● Short problem:
Take the material below and retype it in full; pictures are left out.

----

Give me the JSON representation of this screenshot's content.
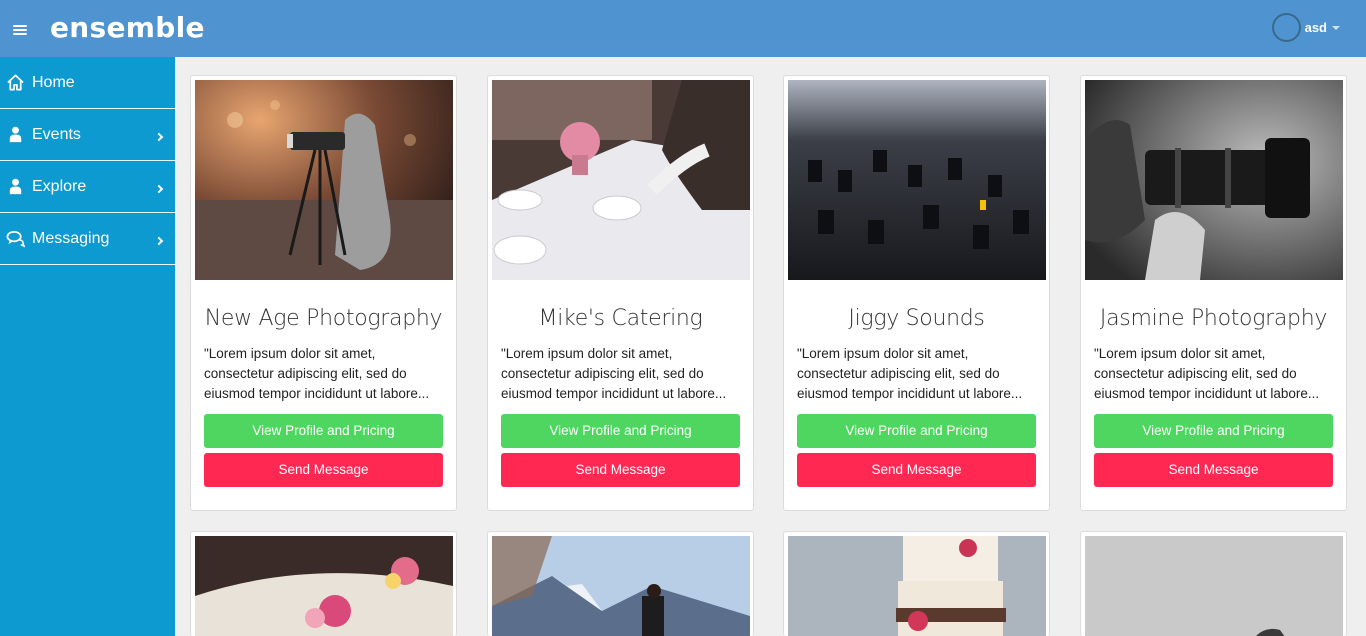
{
  "app": {
    "brand": "ensemble",
    "username": "asd"
  },
  "sidebar": {
    "items": [
      {
        "label": "Home",
        "icon": "home-icon",
        "has_submenu": false
      },
      {
        "label": "Events",
        "icon": "user-icon",
        "has_submenu": true
      },
      {
        "label": "Explore",
        "icon": "user-icon",
        "has_submenu": true
      },
      {
        "label": "Messaging",
        "icon": "chat-icon",
        "has_submenu": true
      }
    ]
  },
  "buttons": {
    "profile": "View Profile and Pricing",
    "message": "Send Message"
  },
  "cards": [
    {
      "title": "New Age Photography",
      "description": "\"Lorem ipsum dolor sit amet, consectetur adipiscing elit, sed do eiusmod tempor incididunt ut labore..."
    },
    {
      "title": "Mike's Catering",
      "description": "\"Lorem ipsum dolor sit amet, consectetur adipiscing elit, sed do eiusmod tempor incididunt ut labore..."
    },
    {
      "title": "Jiggy Sounds",
      "description": "\"Lorem ipsum dolor sit amet, consectetur adipiscing elit, sed do eiusmod tempor incididunt ut labore..."
    },
    {
      "title": "Jasmine Photography",
      "description": "\"Lorem ipsum dolor sit amet, consectetur adipiscing elit, sed do eiusmod tempor incididunt ut labore..."
    }
  ],
  "colors": {
    "topbar": "#4f93d0",
    "sidebar": "#0d9ad0",
    "primary_button": "#4fd661",
    "danger_button": "#fe2853"
  }
}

----

● Right answer:
Give me the JSON representation of this screenshot's content.
{
  "app": {
    "brand": "ensemble",
    "username": "asd"
  },
  "sidebar": {
    "items": [
      {
        "label": "Home",
        "icon": "home-icon",
        "has_submenu": false
      },
      {
        "label": "Events",
        "icon": "user-icon",
        "has_submenu": true
      },
      {
        "label": "Explore",
        "icon": "user-icon",
        "has_submenu": true
      },
      {
        "label": "Messaging",
        "icon": "chat-icon",
        "has_submenu": true
      }
    ]
  },
  "buttons": {
    "profile": "View Profile and Pricing",
    "message": "Send Message"
  },
  "cards": [
    {
      "title": "New Age Photography",
      "description": "\"Lorem ipsum dolor sit amet, consectetur adipiscing elit, sed do eiusmod tempor incididunt ut labore..."
    },
    {
      "title": "Mike's Catering",
      "description": "\"Lorem ipsum dolor sit amet, consectetur adipiscing elit, sed do eiusmod tempor incididunt ut labore..."
    },
    {
      "title": "Jiggy Sounds",
      "description": "\"Lorem ipsum dolor sit amet, consectetur adipiscing elit, sed do eiusmod tempor incididunt ut labore..."
    },
    {
      "title": "Jasmine Photography",
      "description": "\"Lorem ipsum dolor sit amet, consectetur adipiscing elit, sed do eiusmod tempor incididunt ut labore..."
    }
  ],
  "colors": {
    "topbar": "#4f93d0",
    "sidebar": "#0d9ad0",
    "primary_button": "#4fd661",
    "danger_button": "#fe2853"
  }
}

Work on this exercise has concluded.